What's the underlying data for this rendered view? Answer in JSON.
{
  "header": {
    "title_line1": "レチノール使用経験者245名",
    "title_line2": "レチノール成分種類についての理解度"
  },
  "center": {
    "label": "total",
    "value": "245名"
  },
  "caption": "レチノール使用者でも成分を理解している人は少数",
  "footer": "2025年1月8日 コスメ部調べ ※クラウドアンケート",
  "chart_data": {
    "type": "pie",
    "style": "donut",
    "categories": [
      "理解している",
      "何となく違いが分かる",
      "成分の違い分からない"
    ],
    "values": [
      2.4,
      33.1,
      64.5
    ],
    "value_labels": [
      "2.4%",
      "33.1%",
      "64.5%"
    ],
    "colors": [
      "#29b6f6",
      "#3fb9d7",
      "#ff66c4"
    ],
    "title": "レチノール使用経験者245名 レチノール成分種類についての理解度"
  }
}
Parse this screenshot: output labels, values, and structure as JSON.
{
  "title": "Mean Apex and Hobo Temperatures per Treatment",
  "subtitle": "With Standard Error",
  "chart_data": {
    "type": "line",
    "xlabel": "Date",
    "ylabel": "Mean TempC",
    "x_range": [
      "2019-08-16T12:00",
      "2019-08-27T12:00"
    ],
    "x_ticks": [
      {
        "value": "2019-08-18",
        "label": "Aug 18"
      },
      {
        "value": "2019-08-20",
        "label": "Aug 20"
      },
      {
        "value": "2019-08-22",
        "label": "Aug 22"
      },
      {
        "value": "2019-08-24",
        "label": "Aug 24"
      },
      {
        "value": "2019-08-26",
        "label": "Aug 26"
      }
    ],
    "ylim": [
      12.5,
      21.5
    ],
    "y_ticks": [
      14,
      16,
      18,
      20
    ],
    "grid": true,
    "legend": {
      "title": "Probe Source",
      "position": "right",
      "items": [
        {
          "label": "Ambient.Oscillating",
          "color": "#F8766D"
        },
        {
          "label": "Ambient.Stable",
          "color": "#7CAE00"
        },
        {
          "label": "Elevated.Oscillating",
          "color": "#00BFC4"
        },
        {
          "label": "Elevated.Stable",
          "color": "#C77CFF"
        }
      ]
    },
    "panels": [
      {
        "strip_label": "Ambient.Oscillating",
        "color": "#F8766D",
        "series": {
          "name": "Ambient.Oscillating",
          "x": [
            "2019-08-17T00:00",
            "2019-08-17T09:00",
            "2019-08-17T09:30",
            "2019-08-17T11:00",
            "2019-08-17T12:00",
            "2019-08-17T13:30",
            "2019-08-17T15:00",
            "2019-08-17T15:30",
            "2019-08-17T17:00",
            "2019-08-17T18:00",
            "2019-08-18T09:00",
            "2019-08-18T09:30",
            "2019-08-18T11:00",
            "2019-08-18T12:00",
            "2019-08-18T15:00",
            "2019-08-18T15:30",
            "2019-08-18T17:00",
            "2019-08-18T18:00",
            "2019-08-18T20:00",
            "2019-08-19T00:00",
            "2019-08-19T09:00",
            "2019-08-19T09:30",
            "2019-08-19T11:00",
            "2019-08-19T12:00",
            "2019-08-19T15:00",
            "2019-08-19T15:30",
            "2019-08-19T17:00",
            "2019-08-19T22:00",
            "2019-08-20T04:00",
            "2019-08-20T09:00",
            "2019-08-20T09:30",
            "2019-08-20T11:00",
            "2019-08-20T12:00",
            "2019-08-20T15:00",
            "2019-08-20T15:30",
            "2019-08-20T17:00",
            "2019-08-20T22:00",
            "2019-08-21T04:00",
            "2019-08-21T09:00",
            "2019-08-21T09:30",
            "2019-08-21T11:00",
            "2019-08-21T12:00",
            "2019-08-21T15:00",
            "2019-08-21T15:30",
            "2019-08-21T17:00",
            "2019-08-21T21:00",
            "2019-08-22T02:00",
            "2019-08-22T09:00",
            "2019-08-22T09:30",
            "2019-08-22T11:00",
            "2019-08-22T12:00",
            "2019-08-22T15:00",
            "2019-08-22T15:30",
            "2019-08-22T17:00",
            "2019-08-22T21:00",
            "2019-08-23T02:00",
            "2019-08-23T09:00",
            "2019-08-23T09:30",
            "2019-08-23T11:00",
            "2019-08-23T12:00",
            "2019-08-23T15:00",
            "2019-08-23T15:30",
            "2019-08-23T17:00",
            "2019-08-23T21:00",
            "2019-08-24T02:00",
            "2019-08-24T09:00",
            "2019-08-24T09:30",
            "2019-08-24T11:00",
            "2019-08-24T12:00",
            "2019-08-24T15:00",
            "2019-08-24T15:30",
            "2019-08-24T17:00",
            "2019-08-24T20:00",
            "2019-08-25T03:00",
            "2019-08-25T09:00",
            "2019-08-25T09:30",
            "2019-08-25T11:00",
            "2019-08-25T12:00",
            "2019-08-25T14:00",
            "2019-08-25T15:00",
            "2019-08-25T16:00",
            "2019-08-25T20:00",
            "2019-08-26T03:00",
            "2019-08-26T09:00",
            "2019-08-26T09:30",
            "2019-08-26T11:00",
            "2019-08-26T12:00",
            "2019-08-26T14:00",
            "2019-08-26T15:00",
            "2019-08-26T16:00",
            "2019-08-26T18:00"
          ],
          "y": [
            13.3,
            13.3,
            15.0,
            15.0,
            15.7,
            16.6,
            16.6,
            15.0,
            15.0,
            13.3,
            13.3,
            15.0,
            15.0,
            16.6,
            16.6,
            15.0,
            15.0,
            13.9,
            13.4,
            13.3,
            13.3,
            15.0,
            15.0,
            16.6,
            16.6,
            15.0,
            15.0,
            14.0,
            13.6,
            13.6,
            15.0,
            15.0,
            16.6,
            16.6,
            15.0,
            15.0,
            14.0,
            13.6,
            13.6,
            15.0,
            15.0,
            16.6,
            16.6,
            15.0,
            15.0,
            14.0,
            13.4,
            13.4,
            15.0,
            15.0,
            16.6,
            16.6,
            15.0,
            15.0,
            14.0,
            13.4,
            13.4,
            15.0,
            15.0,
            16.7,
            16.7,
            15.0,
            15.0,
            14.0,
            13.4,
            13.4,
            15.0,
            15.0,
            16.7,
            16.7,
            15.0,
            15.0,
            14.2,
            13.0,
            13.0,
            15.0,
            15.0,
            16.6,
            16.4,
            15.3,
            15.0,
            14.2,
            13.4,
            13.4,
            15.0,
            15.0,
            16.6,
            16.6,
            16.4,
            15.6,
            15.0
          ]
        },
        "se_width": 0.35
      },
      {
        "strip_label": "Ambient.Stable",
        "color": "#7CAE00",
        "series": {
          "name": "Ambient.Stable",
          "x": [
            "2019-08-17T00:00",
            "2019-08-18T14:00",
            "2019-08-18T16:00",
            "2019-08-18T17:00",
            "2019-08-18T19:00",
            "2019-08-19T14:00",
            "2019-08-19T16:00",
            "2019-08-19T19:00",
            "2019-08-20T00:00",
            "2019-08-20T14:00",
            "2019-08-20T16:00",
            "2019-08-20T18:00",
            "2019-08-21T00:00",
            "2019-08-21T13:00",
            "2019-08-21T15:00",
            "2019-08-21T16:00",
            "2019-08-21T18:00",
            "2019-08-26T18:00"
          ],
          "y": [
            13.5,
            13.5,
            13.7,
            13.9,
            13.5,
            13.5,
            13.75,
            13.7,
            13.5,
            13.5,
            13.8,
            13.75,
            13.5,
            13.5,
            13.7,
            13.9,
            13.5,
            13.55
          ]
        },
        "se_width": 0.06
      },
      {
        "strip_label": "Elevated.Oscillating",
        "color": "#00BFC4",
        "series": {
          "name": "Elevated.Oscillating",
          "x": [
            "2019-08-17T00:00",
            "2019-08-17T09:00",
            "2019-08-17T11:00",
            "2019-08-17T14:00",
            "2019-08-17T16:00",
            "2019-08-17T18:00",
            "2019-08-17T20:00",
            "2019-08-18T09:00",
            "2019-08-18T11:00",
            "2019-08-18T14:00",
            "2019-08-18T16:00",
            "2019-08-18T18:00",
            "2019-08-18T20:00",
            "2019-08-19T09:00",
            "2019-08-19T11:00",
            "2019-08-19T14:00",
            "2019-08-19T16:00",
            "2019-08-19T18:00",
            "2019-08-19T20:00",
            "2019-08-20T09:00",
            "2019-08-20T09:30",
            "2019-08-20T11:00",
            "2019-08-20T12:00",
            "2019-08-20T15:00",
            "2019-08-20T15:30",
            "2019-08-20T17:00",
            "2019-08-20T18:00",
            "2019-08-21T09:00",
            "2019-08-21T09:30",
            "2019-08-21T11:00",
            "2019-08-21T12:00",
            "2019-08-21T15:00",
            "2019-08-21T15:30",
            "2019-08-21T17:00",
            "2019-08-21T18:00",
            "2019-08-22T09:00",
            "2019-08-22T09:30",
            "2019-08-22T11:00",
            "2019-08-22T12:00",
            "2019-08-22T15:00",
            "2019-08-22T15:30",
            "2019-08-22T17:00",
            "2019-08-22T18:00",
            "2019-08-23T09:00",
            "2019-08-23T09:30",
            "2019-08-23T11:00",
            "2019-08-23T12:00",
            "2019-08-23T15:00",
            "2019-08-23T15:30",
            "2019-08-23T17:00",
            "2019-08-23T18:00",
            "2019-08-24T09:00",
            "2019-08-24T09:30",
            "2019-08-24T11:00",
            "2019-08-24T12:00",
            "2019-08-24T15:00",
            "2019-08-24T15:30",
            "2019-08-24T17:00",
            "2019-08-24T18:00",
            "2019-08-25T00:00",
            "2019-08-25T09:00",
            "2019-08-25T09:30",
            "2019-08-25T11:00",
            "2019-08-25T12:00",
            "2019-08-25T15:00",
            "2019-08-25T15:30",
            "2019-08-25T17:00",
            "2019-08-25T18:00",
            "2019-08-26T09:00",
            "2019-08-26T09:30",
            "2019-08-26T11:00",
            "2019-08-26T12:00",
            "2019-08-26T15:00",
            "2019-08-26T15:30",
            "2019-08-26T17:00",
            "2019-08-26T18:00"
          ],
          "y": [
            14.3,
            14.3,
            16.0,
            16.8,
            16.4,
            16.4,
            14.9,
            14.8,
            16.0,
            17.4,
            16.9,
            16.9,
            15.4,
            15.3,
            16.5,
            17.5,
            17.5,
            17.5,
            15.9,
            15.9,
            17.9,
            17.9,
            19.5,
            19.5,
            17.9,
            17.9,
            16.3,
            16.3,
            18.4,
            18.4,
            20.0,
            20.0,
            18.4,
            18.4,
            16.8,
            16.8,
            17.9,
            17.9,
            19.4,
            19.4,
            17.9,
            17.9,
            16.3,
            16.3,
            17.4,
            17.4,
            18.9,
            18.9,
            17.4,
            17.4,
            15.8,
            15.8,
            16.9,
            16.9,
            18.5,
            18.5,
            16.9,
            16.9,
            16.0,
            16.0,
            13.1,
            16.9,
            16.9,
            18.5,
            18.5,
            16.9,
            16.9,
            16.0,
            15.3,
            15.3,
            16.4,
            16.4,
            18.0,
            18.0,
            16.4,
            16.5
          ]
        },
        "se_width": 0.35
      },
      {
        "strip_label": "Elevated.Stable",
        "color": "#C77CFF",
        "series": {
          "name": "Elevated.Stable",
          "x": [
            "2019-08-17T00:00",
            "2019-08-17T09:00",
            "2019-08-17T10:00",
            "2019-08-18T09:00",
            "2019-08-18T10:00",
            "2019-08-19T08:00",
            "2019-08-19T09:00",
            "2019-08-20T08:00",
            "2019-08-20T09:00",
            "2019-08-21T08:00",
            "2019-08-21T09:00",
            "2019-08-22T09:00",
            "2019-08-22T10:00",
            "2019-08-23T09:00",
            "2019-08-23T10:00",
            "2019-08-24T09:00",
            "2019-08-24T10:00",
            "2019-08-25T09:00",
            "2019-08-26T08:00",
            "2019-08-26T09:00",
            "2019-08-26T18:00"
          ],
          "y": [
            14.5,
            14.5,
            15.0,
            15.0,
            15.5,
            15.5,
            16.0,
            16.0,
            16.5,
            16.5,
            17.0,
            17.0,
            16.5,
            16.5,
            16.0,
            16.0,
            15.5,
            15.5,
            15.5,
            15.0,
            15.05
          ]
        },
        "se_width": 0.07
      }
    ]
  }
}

----

## DIRECTIONS FOR THIS TASK
Only lines holding the string "JSON" are wanted; gather each one from the entries above.

## RESPONSE TO THE EXERCISE
What's the underlying data for this rendered view? Answer in JSON.
Parse this screenshot: output labels, values, and structure as JSON.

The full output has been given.